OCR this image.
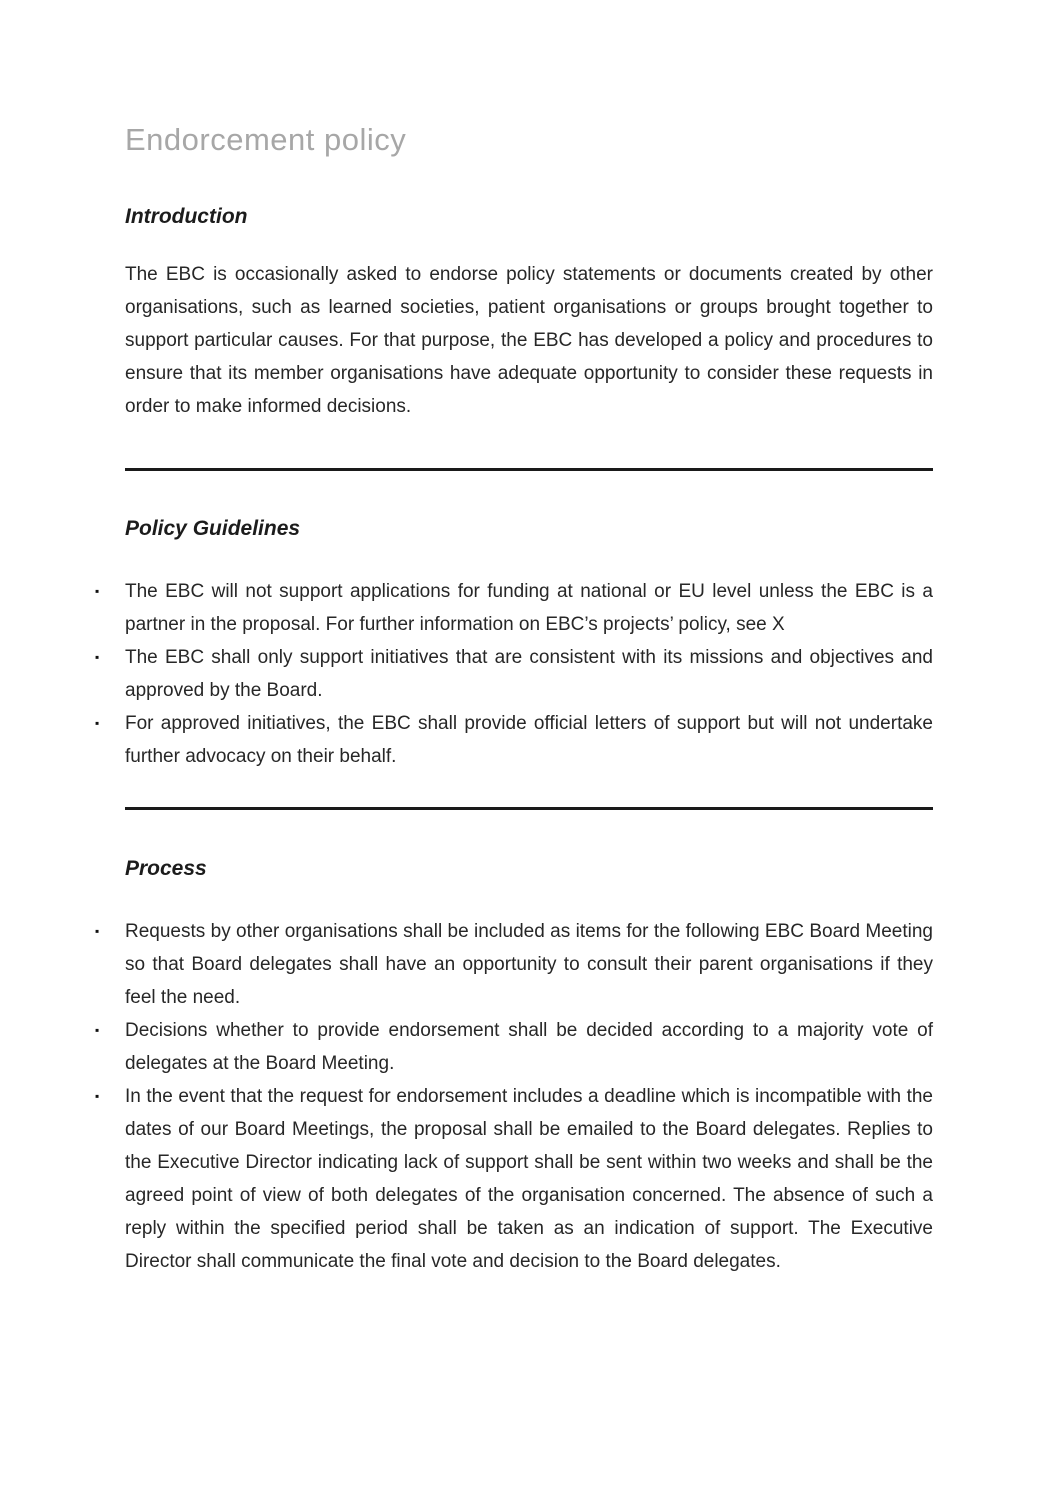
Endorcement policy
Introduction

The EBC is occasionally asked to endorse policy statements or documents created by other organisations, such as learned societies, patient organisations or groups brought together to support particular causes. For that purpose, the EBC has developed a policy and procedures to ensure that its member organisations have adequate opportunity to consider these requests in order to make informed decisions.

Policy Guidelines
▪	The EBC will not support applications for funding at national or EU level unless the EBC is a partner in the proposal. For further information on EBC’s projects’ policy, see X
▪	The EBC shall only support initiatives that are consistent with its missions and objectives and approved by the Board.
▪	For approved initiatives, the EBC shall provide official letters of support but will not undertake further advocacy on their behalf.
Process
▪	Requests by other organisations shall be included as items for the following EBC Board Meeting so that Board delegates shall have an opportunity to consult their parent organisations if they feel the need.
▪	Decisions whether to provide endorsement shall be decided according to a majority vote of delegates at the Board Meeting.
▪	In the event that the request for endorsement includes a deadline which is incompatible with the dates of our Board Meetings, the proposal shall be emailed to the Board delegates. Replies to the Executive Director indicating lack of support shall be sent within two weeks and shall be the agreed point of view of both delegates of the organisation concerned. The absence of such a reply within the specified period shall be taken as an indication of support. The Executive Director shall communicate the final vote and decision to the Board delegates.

==*==

Transcribe the full listing above exactly, with the images removed.

OCR this image.
Endorcement policy
Introduction

The EBC is occasionally asked to endorse policy statements or documents created by other organisations, such as learned societies, patient organisations or groups brought together to support particular causes. For that purpose, the EBC has developed a policy and procedures to ensure that its member organisations have adequate opportunity to consider these requests in order to make informed decisions.

Policy Guidelines
▪	The EBC will not support applications for funding at national or EU level unless the EBC is a partner in the proposal. For further information on EBC’s projects’ policy, see X
▪	The EBC shall only support initiatives that are consistent with its missions and objectives and approved by the Board.
▪	For approved initiatives, the EBC shall provide official letters of support but will not undertake further advocacy on their behalf.
Process
▪	Requests by other organisations shall be included as items for the following EBC Board Meeting so that Board delegates shall have an opportunity to consult their parent organisations if they feel the need.
▪	Decisions whether to provide endorsement shall be decided according to a majority vote of delegates at the Board Meeting.
▪	In the event that the request for endorsement includes a deadline which is incompatible with the dates of our Board Meetings, the proposal shall be emailed to the Board delegates. Replies to the Executive Director indicating lack of support shall be sent within two weeks and shall be the agreed point of view of both delegates of the organisation concerned. The absence of such a reply within the specified period shall be taken as an indication of support. The Executive Director shall communicate the final vote and decision to the Board delegates.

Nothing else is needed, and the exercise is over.